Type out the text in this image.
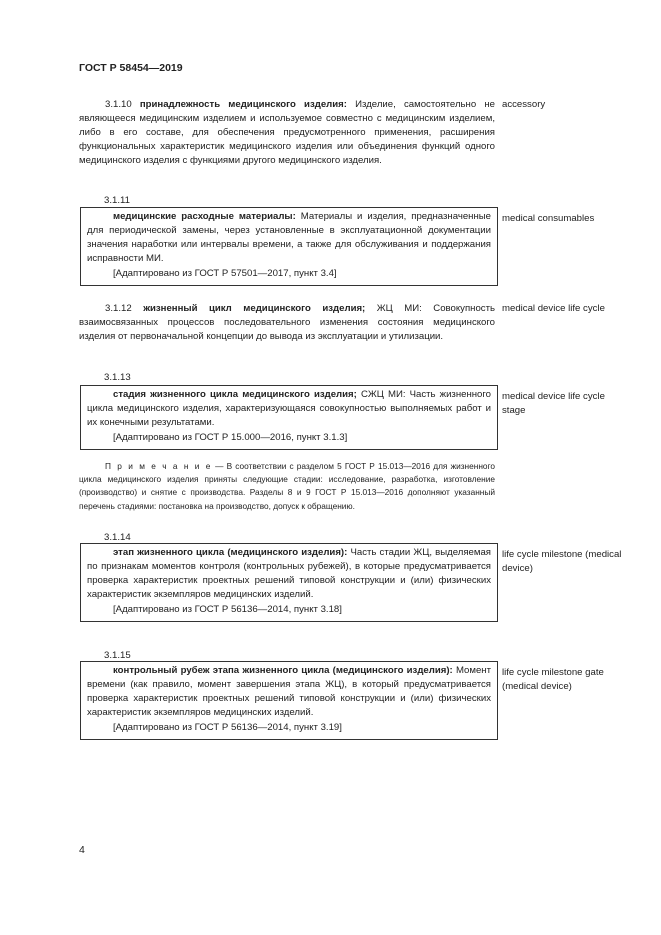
ГОСТ Р 58454—2019
3.1.10 принадлежность медицинского изделия: Изделие, самостоятельно не являющееся медицинским изделием и используемое совместно с медицинским изделием, либо в его составе, для обеспечения предусмотренного применения, расширения функциональных характеристик медицинского изделия или объединения функций одного медицинского изделия с функциями другого медицинского изделия.
accessory
3.1.11
медицинские расходные материалы: Материалы и изделия, предназначенные для периодической замены, через установленные в эксплуатационной документации значения наработки или интервалы времени, а также для обслуживания и поддержания исправности МИ.
[Адаптировано из ГОСТ Р 57501—2017, пункт 3.4]
medical consumables
3.1.12 жизненный цикл медицинского изделия; ЖЦ МИ: Совокупность взаимосвязанных процессов последовательного изменения состояния медицинского изделия от первоначальной концепции до вывода из эксплуатации и утилизации.
medical device life cycle
3.1.13
стадия жизненного цикла медицинского изделия; СЖЦ МИ: Часть жизненного цикла медицинского изделия, характеризующаяся совокупностью выполняемых работ и их конечными результатами.
[Адаптировано из ГОСТ Р 15.000—2016, пункт 3.1.3]
medical device life cycle stage
П р и м е ч а н и е — В соответствии с разделом 5 ГОСТ Р 15.013—2016 для жизненного цикла медицинского изделия приняты следующие стадии: исследование, разработка, изготовление (производство) и снятие с производства. Разделы 8 и 9 ГОСТ Р 15.013—2016 дополняют указанный перечень стадиями: постановка на производство, допуск к обращению.
3.1.14
этап жизненного цикла (медицинского изделия): Часть стадии ЖЦ, выделяемая по признакам моментов контроля (контрольных рубежей), в которые предусматривается проверка характеристик проектных решений типовой конструкции и (или) физических характеристик экземпляров медицинских изделий.
[Адаптировано из ГОСТ Р 56136—2014, пункт 3.18]
life cycle milestone (medical device)
3.1.15
контрольный рубеж этапа жизненного цикла (медицинского изделия): Момент времени (как правило, момент завершения этапа ЖЦ), в который предусматривается проверка характеристик проектных решений типовой конструкции и (или) физических характеристик экземпляров медицинских изделий.
[Адаптировано из ГОСТ Р 56136—2014, пункт 3.19]
life cycle milestone gate (medical device)
4
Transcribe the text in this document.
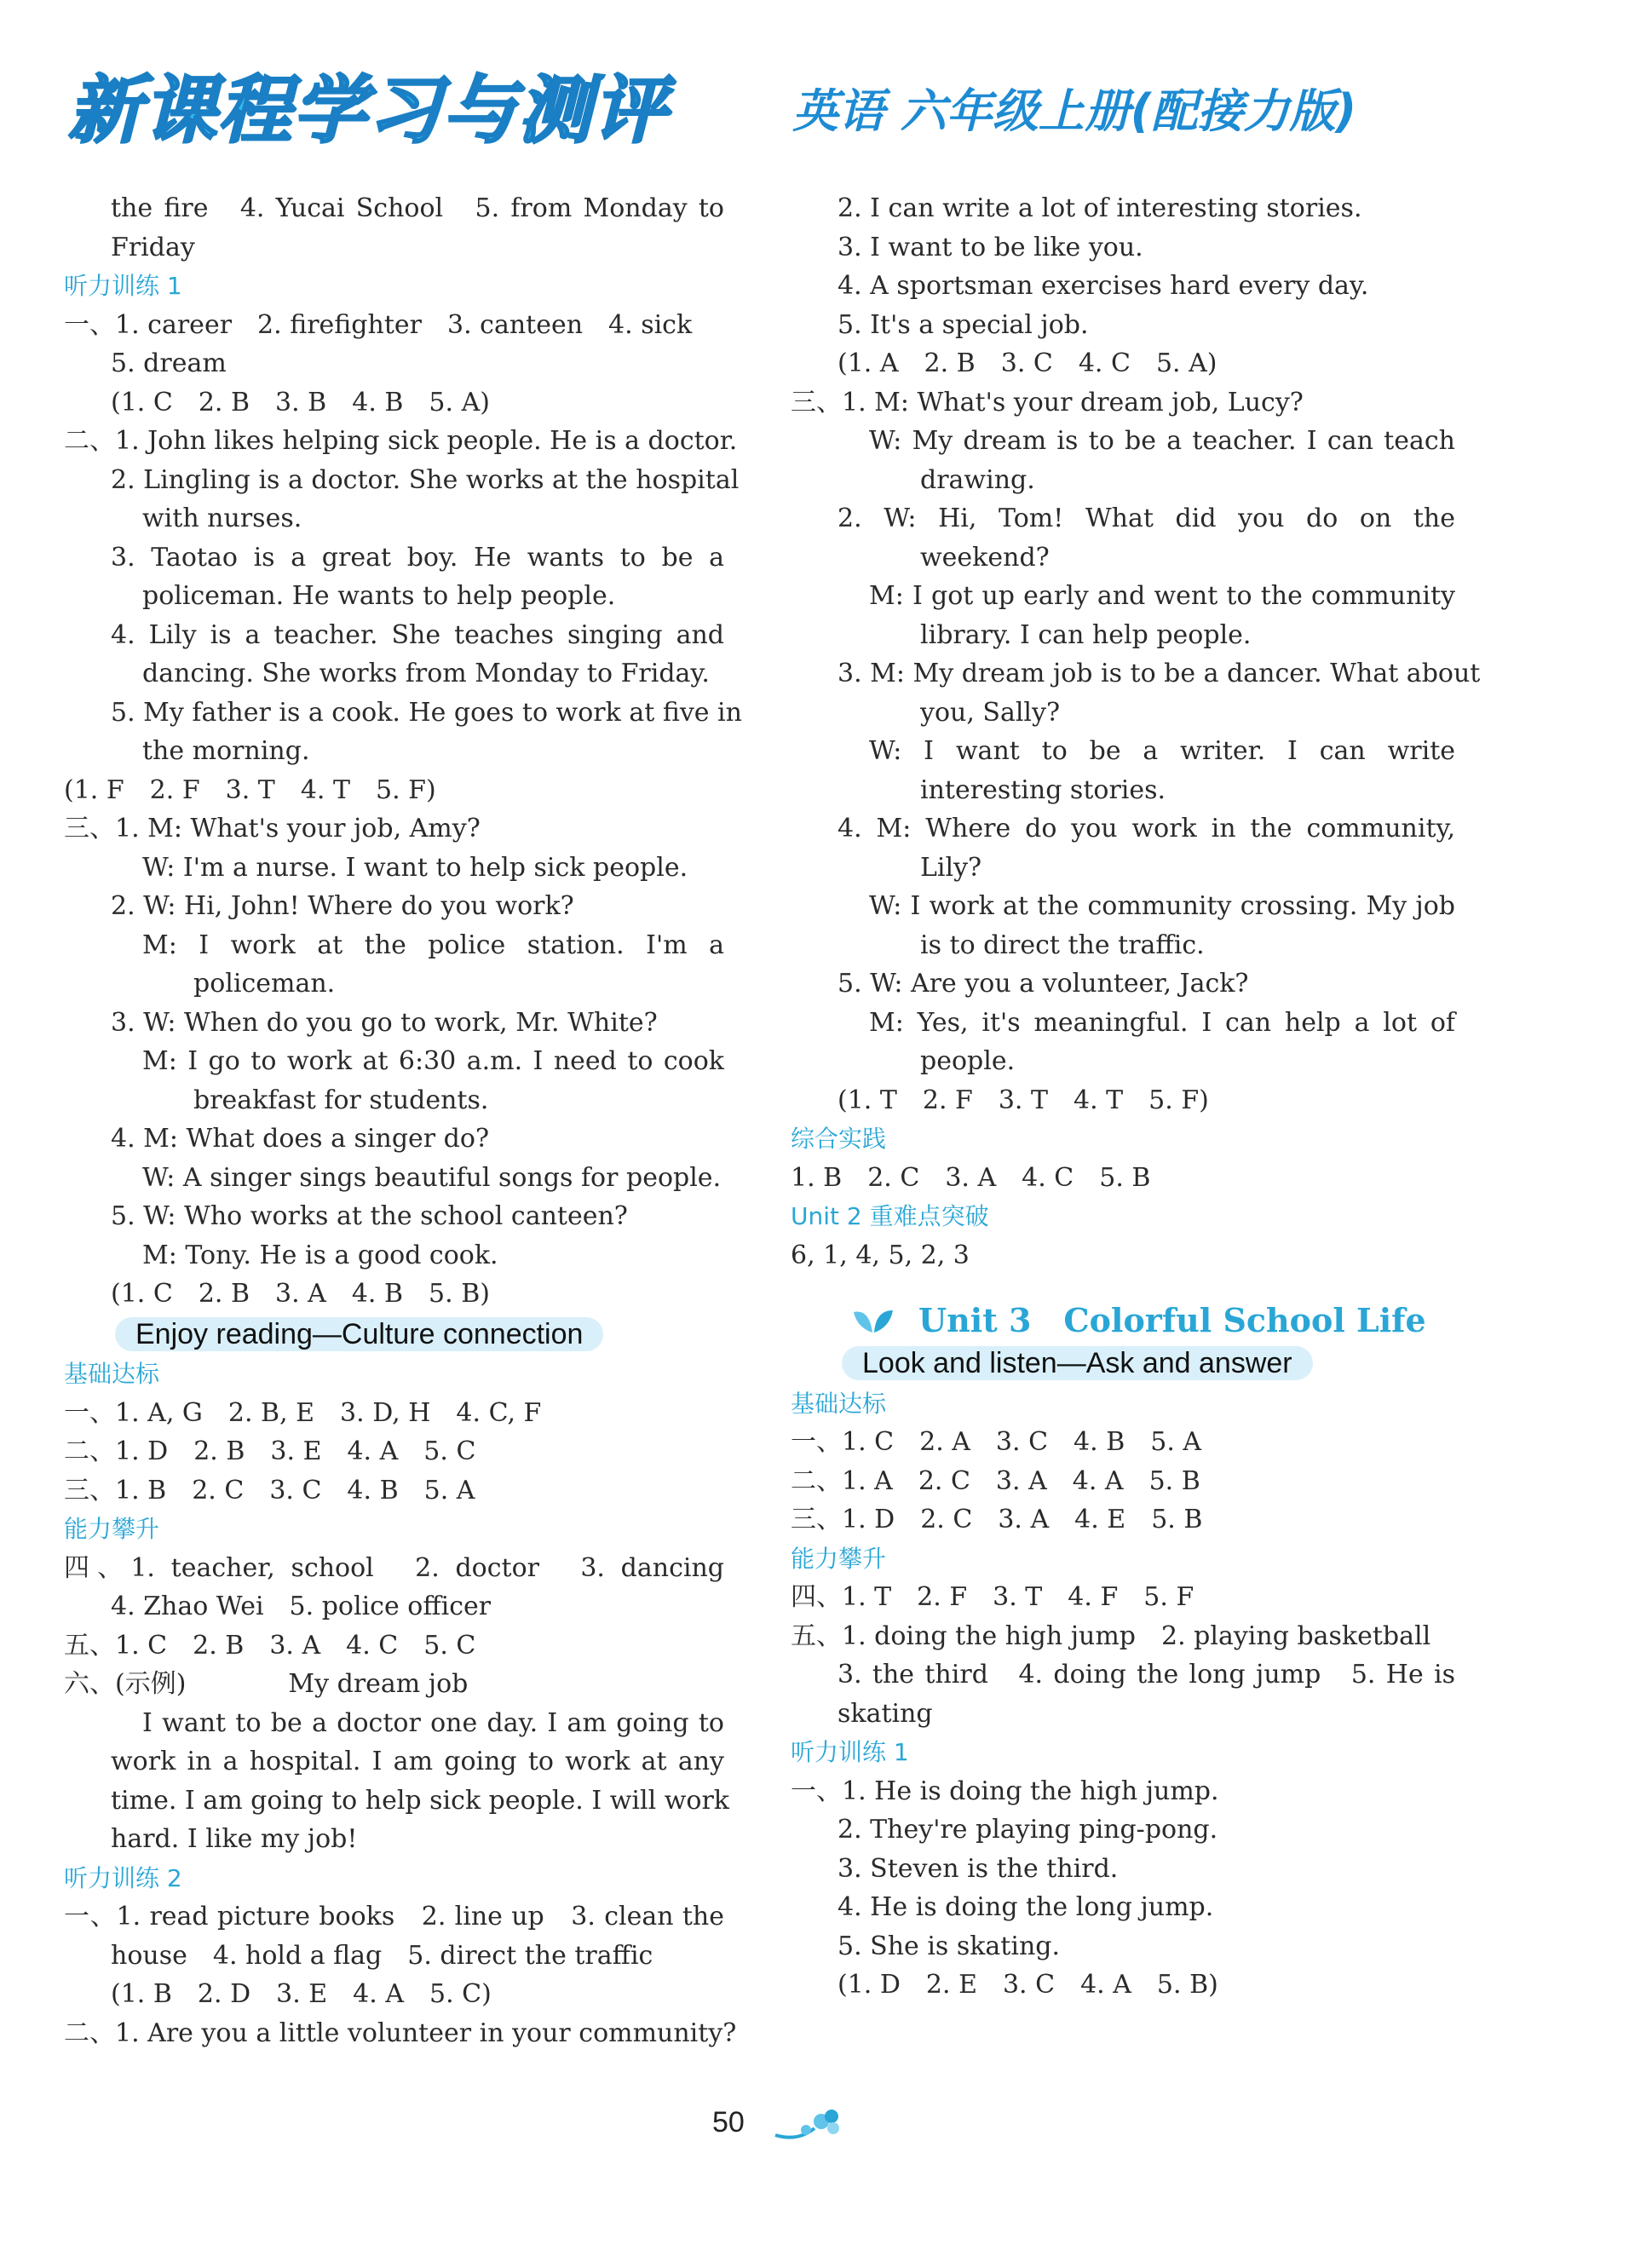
新课程学习与测评	英语 六年级上册(配接力版)
the fire　4. Yucai School　5. from Monday to
Friday
听力训练 1
一、1. career　2. firefighter　3. canteen　4. sick
5. dream
(1. C　2. B　3. B　4. B　5. A)
二、1. John likes helping sick people. He is a doctor.
2. Lingling is a doctor. She works at the hospital
with nurses.
3. Taotao is a great boy. He wants to be a
policeman. He wants to help people.
4. Lily is a teacher. She teaches singing and
dancing. She works from Monday to Friday.
5. My father is a cook. He goes to work at five in
the morning.
(1. F　2. F　3. T　4. T　5. F)
三、1. M: What's your job, Amy?
W: I'm a nurse. I want to help sick people.
2. W: Hi, John! Where do you work?
M: I work at the police station. I'm a
policeman.
3. W: When do you go to work, Mr. White?
M: I go to work at 6:30 a.m. I need to cook
breakfast for students.
4. M: What does a singer do?
W: A singer sings beautiful songs for people.
5. W: Who works at the school canteen?
M: Tony. He is a good cook.
(1. C　2. B　3. A　4. B　5. B)
Enjoy reading—Culture connection
基础达标
一、1. A, G　2. B, E　3. D, H　4. C, F
二、1. D　2. B　3. E　4. A　5. C
三、1. B　2. C　3. C　4. B　5. A
能力攀升
四、1. teacher, school　2. doctor　3. dancing
4. Zhao Wei　5. police officer
五、1. C　2. B　3. A　4. C　5. C
六、(示例)　　　　My dream job
I want to be a doctor one day. I am going to
work in a hospital. I am going to work at any
time. I am going to help sick people. I will work
hard. I like my job!
听力训练 2
一、1. read picture books　2. line up　3. clean the
house　4. hold a flag　5. direct the traffic
(1. B　2. D　3. E　4. A　5. C)
二、1. Are you a little volunteer in your community?
2. I can write a lot of interesting stories.
3. I want to be like you.
4. A sportsman exercises hard every day.
5. It's a special job.
(1. A　2. B　3. C　4. C　5. A)
三、1. M: What's your dream job, Lucy?
W: My dream is to be a teacher. I can teach
drawing.
2. W: Hi, Tom! What did you do on the
weekend?
M: I got up early and went to the community
library. I can help people.
3. M: My dream job is to be a dancer. What about
you, Sally?
W: I want to be a writer. I can write
interesting stories.
4. M: Where do you work in the community,
Lily?
W: I work at the community crossing. My job
is to direct the traffic.
5. W: Are you a volunteer, Jack?
M: Yes, it's meaningful. I can help a lot of
people.
(1. T　2. F　3. T　4. T　5. F)
综合实践
1. B　2. C　3. A　4. C　5. B
Unit 2 重难点突破
6, 1, 4, 5, 2, 3
Unit 3　Colorful School Life
Look and listen—Ask and answer
基础达标
一、1. C　2. A　3. C　4. B　5. A
二、1. A　2. C　3. A　4. A　5. B
三、1. D　2. C　3. A　4. E　5. B
能力攀升
四、1. T　2. F　3. T　4. F　5. F
五、1. doing the high jump　2. playing basketball
3. the third　4. doing the long jump　5. He is
skating
听力训练 1
一、1. He is doing the high jump.
2. They're playing ping-pong.
3. Steven is the third.
4. He is doing the long jump.
5. She is skating.
(1. D　2. E　3. C　4. A　5. B)
50
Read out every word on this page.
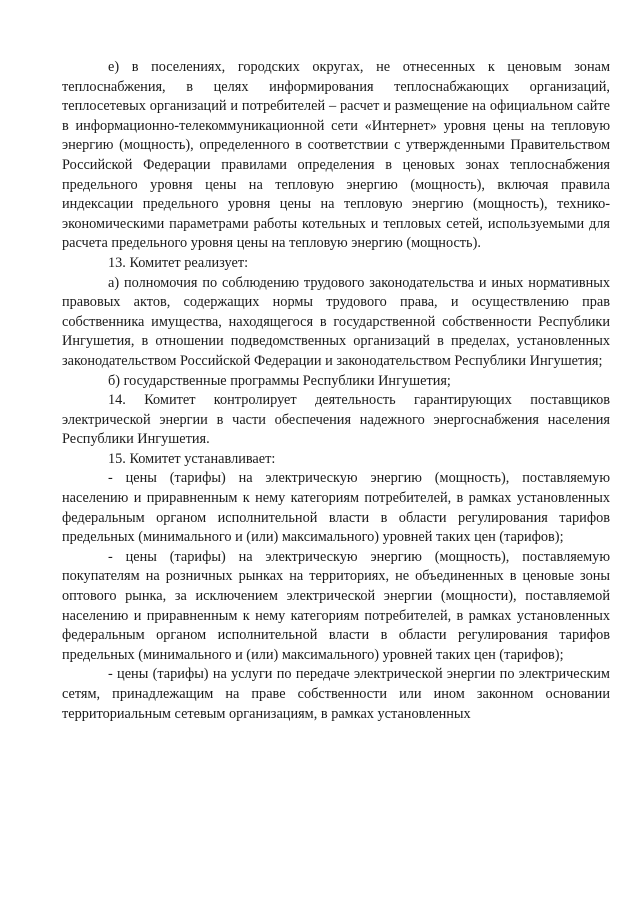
е) в поселениях, городских округах, не отнесенных к ценовым зонам теплоснабжения, в целях информирования теплоснабжающих организаций, теплосетевых организаций и потребителей – расчет и размещение на официальном сайте в информационно-телекоммуникационной сети «Интернет» уровня цены на тепловую энергию (мощность), определенного в соответствии с утвержденными Правительством Российской Федерации правилами определения в ценовых зонах теплоснабжения предельного уровня цены на тепловую энергию (мощность), включая правила индексации предельного уровня цены на тепловую энергию (мощность), технико-экономическими параметрами работы котельных и тепловых сетей, используемыми для расчета предельного уровня цены на тепловую энергию (мощность).

13. Комитет реализует:

а) полномочия по соблюдению трудового законодательства и иных нормативных правовых актов, содержащих нормы трудового права, и осуществлению прав собственника имущества, находящегося в государственной собственности Республики Ингушетия, в отношении подведомственных организаций в пределах, установленных законодательством Российской Федерации и законодательством Республики Ингушетия;

б) государственные программы Республики Ингушетия;

14. Комитет контролирует деятельность гарантирующих поставщиков электрической энергии в части обеспечения надежного энергоснабжения населения Республики Ингушетия.

15. Комитет устанавливает:

- цены (тарифы) на электрическую энергию (мощность), поставляемую населению и приравненным к нему категориям потребителей, в рамках установленных федеральным органом исполнительной власти в области регулирования тарифов предельных (минимального и (или) максимального) уровней таких цен (тарифов);

- цены (тарифы) на электрическую энергию (мощность), поставляемую покупателям на розничных рынках на территориях, не объединенных в ценовые зоны оптового рынка, за исключением электрической энергии (мощности), поставляемой населению и приравненным к нему категориям потребителей, в рамках установленных федеральным органом исполнительной власти в области регулирования тарифов предельных (минимального и (или) максимального) уровней таких цен (тарифов);

- цены (тарифы) на услуги по передаче электрической энергии по электрическим сетям, принадлежащим на праве собственности или ином законном основании территориальным сетевым организациям, в рамках установленных
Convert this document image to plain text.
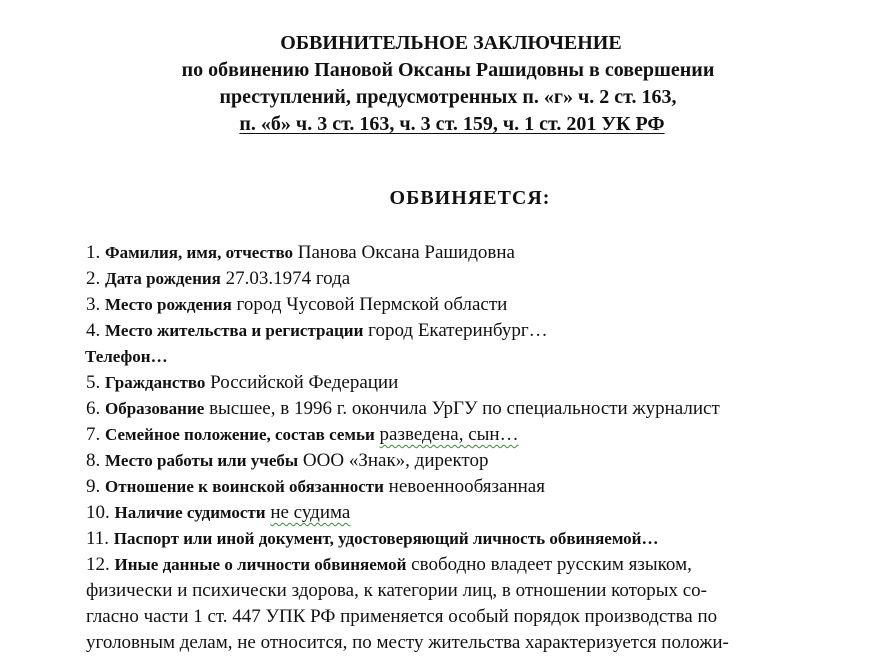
ОБВИНИТЕЛЬНОЕ ЗАКЛЮЧЕНИЕ
по обвинению Пановой Оксаны Рашидовны в совершении
преступлений, предусмотренных п. «г» ч. 2 ст. 163,
п. «б» ч. 3 ст. 163, ч. 3 ст. 159, ч. 1 ст. 201 УК РФ
ОБВИНЯЕТСЯ:
1. Фамилия, имя, отчество Панова Оксана Рашидовна
2. Дата рождения 27.03.1974 года
3. Место рождения город Чусовой Пермской области
4. Место жительства и регистрации город Екатеринбург…
Телефон…
5. Гражданство Российской Федерации
6. Образование высшее, в 1996 г. окончила УрГУ по специальности журналист
7. Семейное положение, состав семьи разведена, сын…
8. Место работы или учебы ООО «Знак», директор
9. Отношение к воинской обязанности невоеннообязанная
10. Наличие судимости не судима
11. Паспорт или иной документ, удостоверяющий личность обвиняемой…
12. Иные данные о личности обвиняемой свободно владеет русским языком,
физически и психически здорова, к категории лиц, в отношении которых со-
гласно части 1 ст. 447 УПК РФ применяется особый порядок производства по
уголовным делам, не относится, по месту жительства характеризуется положи-
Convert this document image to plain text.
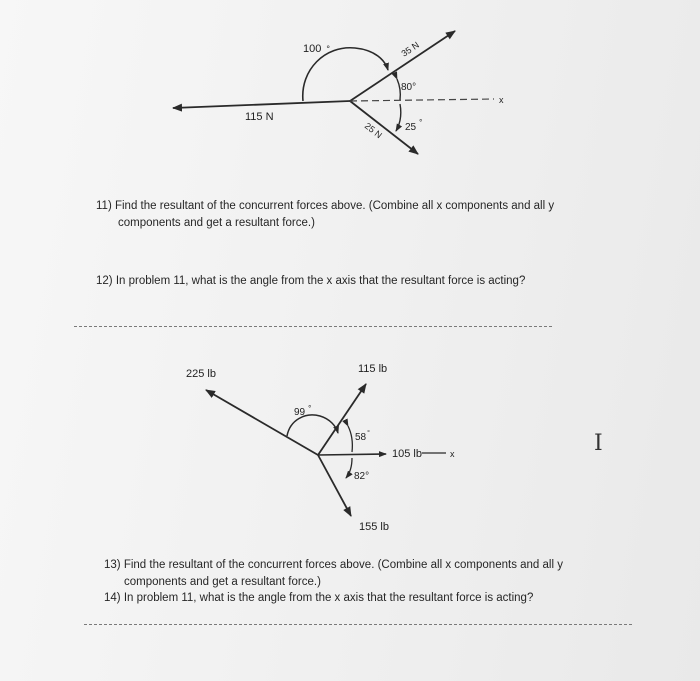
100 °	35 N
80°
x
115 N
25 N 25 °

11) Find the resultant of the concurrent forces above. (Combine all x components and all y
components and get a resultant force.)

12) In problem 11, what is the angle from the x axis that the resultant force is acting?

225 lb	115 lb
99 °
58°
105 lb	x
82°
155 lb
I

13) Find the resultant of the concurrent forces above. (Combine all x components and all y
components and get a resultant force.)

14) In problem 11, what is the angle from the x axis that the resultant force is acting?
=====
> Short exercise: Return every line from the records above that holds the word "обвиняемой".

> Result below:
11. Паспорт или иной документ, удостоверяющий личность обвиняемой…
12. Иные данные о личности обвиняемой свободно владеет русским языком,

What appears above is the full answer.